## Text provided
******

PROCESS OF ALKALINE CATALYTIC CRACKING OF INFERIOR HEAVY OIL WITH DOUBLE REACTION TUBES IN MILLISECONDS AND GASEOUS COUPLING

1. A process of alkaline catalytic cracking of inferior heavy oil with double reaction tubes in milliseconds and gaseous coupling, wherein the process comprising:

• 1) a high-efficiency atomizing nozzle sprays the inferior heavy oil preheated to 180°
  
  C.-350°
  
  C. from a feed inlet of a downflow reaction tube into an upper portion of the downflow reaction tube, the produced oil mist mixes with a high temperature regenerated alkaline catalyst having a temperature ranging from 700°
  
  C.-950°
  
  C. flowing downward from a dual-regulation return feeder in milliseconds, so as to heat, vaporize and crack the oil mist, the cracking reaction temperature is within a range of 530°
  
  C.-850°
  
  C.;
  
  a stream containing a cracked oil and gas and a coked alkali catalyst to be generated is obtained, this stream flows rapidly and downward to a rapid gas-solid separator at the bottom of the downflow reaction tube to carry out a gas-solid separation to obtain the cracked oil and gas and the coked alkali catalyst to be generated respectively;
  
  2A) the cracked oil and gas enters a fractionation column to be chilled and separated, thereby obtain a column bottom oil slurry and other products including gasoline, diesel oil, liquefied gas and cracked dry gas, respectively;
  
  the column bottom oil slurry returns to mix with the heavy oil for recyclable use, and the other products including gasoline, diesel oil, liquefied gas and cracked dry gas are output as intermediate products;
  
  2B) the coked alkali catalyst to be generated is subject to steam stripping and then passes through a flow controller and enters into a lower portion of a riser gasification reactor to mix with an oxidant and water vapor to carry out a catalytic gasification regeneration reaction at a reaction temperature of 750°
  
  C. to 1,000°
  
  C., thereby generating a material stream containing synthesis gas and regenerated alkaline catalyst, this material stream flows rapidly and upward to a gas-solid separator on the top of the riser gasification reactor to carry out a gas-solid separation to obtain a high-temperature regenerated alkaline catalyst and a synthesis gas, respectively;
  
  3A) the high-temperature regenerated alkaline catalyst flows into the dual-regulation return feeder such that a portion of the high-temperature regenerated alkaline catalyst with a catalyst/oil ratio of 3-12 flows into a top of the downflow reaction tube, thereby participating in the circulation and cracking of the heavy oil in the downflow reaction tube, and the remaining portion of the high-temperature regenerated alkaline catalyst passes through a recycle tube and returns to a lower portion of the riser gasification reactor so as to continue participation in the gasification regeneration reaction;
  
  3B) the synthesis gas is subject to a heat exchange and then output as a product.

******

## Extracted entries

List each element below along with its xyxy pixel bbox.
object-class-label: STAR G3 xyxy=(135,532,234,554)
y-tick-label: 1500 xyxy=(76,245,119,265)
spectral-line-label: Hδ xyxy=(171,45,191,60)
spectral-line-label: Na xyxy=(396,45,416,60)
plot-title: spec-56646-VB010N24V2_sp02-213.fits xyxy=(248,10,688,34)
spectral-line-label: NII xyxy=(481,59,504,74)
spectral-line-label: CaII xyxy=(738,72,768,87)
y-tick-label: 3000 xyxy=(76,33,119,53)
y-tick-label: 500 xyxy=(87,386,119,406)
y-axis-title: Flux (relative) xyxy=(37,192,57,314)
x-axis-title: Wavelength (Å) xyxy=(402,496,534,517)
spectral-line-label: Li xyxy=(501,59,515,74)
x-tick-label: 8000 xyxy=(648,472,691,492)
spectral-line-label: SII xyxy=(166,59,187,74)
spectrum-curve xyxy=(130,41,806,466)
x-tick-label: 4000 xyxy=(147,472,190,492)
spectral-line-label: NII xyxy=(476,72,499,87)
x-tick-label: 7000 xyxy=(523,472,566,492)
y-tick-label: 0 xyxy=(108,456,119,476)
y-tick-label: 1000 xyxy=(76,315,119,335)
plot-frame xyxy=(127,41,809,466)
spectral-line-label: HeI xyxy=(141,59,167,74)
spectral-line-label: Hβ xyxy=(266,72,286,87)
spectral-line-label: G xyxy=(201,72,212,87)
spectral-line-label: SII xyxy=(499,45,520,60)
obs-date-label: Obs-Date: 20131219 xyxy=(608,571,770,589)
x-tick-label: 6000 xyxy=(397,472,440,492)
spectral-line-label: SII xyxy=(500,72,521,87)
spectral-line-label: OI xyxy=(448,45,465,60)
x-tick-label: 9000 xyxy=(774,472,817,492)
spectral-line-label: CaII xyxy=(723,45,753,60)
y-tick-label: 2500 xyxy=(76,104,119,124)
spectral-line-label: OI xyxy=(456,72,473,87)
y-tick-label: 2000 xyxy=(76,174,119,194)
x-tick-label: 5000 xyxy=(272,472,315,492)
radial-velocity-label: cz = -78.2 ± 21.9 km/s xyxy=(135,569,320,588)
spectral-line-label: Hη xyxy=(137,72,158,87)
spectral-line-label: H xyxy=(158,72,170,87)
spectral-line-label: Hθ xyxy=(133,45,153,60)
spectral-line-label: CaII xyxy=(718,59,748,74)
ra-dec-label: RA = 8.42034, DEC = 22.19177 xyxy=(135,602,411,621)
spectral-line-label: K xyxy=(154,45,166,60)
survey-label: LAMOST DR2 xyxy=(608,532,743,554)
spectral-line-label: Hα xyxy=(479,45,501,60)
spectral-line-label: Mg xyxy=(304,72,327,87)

******

## Parts of the exercise
1. Reproduce the portion of the heavy oil cracking claim above, starting with "3A) the high-temperature" and going on through "as a product.".
2. Using the heavy oil cracking claim above, answer these:
(a) What catalyst/oil ratio is given for the portion of regenerated catalyst that flows into the top of the downflow reaction tube?
(b) In the riser gasification reactor, what does the coked alkali catalyst mix with?
(c) What is done to the synthesis gas before it is output as a product?

## Results by task
1.
3A) the high-temperature regenerated alkaline catalyst flows into the dual-regulation return feeder such that a portion of the high-temperature regenerated alkaline catalyst with a catalyst/oil ratio of 3-12 flows into a top of the downflow reaction tube, thereby participating in the circulation and cracking of the heavy oil in the downflow reaction tube, and the remaining portion of the high-temperature regenerated alkaline catalyst passes through a recycle tube and returns to a lower portion of the riser gasification reactor so as to continue participation in the gasification regeneration reaction;
  
  3B) the synthesis gas is subject to a heat exchange and then output as a product.

2.
(a) 3-12
(b) An oxidant and water vapor
(c) It undergoes a heat exchange.